What you have to do:
Print every entry exactly as written.

## Begin

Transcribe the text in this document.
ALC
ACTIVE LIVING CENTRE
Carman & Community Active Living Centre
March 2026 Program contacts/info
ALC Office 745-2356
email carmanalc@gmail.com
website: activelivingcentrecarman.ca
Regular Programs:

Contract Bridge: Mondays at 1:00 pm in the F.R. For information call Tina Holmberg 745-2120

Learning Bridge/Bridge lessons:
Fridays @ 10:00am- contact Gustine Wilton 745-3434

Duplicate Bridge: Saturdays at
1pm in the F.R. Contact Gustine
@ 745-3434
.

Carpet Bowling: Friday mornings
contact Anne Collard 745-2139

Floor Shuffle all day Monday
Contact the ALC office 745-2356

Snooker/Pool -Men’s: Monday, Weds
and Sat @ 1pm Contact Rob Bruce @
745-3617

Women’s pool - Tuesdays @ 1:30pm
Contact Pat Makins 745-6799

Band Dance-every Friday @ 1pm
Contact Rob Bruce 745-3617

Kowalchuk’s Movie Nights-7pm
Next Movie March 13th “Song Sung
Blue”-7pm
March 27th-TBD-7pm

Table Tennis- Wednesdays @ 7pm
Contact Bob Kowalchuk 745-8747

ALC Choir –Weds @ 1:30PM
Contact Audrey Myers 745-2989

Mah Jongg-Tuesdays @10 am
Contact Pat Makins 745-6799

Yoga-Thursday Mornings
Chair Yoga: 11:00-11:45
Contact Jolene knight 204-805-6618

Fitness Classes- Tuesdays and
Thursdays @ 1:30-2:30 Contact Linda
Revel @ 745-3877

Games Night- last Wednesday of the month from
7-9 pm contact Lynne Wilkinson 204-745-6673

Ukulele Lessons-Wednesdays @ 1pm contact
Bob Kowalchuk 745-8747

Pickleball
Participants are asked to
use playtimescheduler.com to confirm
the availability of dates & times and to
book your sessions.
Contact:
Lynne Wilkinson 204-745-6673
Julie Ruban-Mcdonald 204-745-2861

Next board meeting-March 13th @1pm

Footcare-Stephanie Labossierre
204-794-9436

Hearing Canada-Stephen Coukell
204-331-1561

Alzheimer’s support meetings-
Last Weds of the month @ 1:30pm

## End

Solution for this exercise:
Transcribe the text in this document.
ALC
ACTIVE LIVING CENTRE
Carman & Community Active Living Centre
March 2026 Program contacts/info
ALC Office 745-2356
email carmanalc@gmail.com
website: activelivingcentrecarman.ca
Regular Programs:

Contract Bridge: Mondays at 1:00 pm in the F.R. For information call Tina Holmberg 745-2120

Learning Bridge/Bridge lessons:
Fridays @ 10:00am- contact Gustine Wilton 745-3434

Duplicate Bridge: Saturdays at
1pm in the F.R. Contact Gustine
@ 745-3434
.

Carpet Bowling: Friday mornings
contact Anne Collard 745-2139

Floor Shuffle all day Monday
Contact the ALC office 745-2356

Snooker/Pool -Men’s: Monday, Weds
and Sat @ 1pm Contact Rob Bruce @
745-3617

Women’s pool - Tuesdays @ 1:30pm
Contact Pat Makins 745-6799

Band Dance-every Friday @ 1pm
Contact Rob Bruce 745-3617

Kowalchuk’s Movie Nights-7pm
Next Movie March 13th “Song Sung
Blue”-7pm
March 27th-TBD-7pm

Table Tennis- Wednesdays @ 7pm
Contact Bob Kowalchuk 745-8747

ALC Choir –Weds @ 1:30PM
Contact Audrey Myers 745-2989

Mah Jongg-Tuesdays @10 am
Contact Pat Makins 745-6799

Yoga-Thursday Mornings
Chair Yoga: 11:00-11:45
Contact Jolene knight 204-805-6618

Fitness Classes- Tuesdays and
Thursdays @ 1:30-2:30 Contact Linda
Revel @ 745-3877

Games Night- last Wednesday of the month from
7-9 pm contact Lynne Wilkinson 204-745-6673

Ukulele Lessons-Wednesdays @ 1pm contact
Bob Kowalchuk 745-8747

Pickleball
Participants are asked to
use playtimescheduler.com to confirm
the availability of dates & times and to
book your sessions.
Contact:
Lynne Wilkinson 204-745-6673
Julie Ruban-Mcdonald 204-745-2861

Next board meeting-March 13th @1pm

Footcare-Stephanie Labossierre
204-794-9436

Hearing Canada-Stephen Coukell
204-331-1561

Alzheimer’s support meetings-
Last Weds of the month @ 1:30pm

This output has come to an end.